EXERCISE INSTRUCTIONS: Tally every line of the listing where the string "Medium" is found, and state the total alone.

Lines of data:
'''
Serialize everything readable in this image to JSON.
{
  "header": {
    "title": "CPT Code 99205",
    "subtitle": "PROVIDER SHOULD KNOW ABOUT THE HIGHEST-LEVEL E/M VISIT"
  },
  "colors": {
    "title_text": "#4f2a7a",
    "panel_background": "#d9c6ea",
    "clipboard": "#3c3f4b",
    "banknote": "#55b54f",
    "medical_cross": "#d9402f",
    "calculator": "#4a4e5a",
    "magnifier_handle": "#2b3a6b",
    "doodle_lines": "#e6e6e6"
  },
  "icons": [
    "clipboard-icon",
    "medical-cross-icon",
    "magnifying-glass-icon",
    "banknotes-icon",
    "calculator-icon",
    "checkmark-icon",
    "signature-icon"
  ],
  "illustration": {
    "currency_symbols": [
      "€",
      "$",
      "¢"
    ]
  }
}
'''
'''
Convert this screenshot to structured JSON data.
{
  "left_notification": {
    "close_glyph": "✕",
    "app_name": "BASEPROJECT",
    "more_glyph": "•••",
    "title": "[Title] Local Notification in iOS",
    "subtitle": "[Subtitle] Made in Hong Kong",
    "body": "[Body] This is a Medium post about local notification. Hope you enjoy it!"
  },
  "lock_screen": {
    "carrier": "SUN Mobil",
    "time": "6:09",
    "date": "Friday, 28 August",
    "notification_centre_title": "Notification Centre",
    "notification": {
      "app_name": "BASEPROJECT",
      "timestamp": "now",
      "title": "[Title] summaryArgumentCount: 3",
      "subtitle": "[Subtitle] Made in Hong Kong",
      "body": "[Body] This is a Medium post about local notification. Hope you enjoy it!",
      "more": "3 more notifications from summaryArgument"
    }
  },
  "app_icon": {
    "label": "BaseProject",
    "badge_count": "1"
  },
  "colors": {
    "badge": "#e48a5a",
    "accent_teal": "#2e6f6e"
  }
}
'''
'''
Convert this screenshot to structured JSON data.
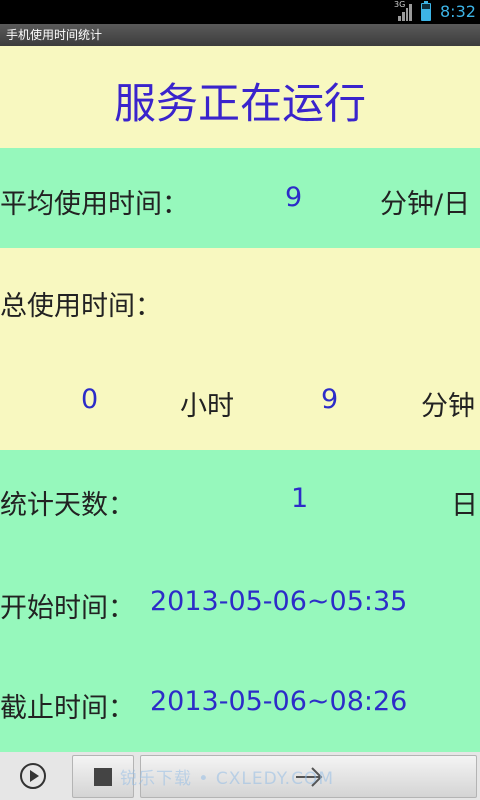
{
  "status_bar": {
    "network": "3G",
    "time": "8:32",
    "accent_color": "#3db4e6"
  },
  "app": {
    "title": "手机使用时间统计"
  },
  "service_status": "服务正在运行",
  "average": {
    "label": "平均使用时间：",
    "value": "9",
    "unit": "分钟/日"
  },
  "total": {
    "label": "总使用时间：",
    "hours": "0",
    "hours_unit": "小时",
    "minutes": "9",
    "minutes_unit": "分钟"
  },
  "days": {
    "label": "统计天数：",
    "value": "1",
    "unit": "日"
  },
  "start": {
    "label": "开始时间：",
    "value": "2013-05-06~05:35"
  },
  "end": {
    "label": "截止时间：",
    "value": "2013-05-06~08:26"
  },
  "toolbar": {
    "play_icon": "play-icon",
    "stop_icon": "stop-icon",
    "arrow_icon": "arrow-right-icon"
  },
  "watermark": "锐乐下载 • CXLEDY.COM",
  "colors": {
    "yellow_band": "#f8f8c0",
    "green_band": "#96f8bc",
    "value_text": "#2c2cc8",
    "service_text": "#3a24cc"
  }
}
'''
ANSWER: 2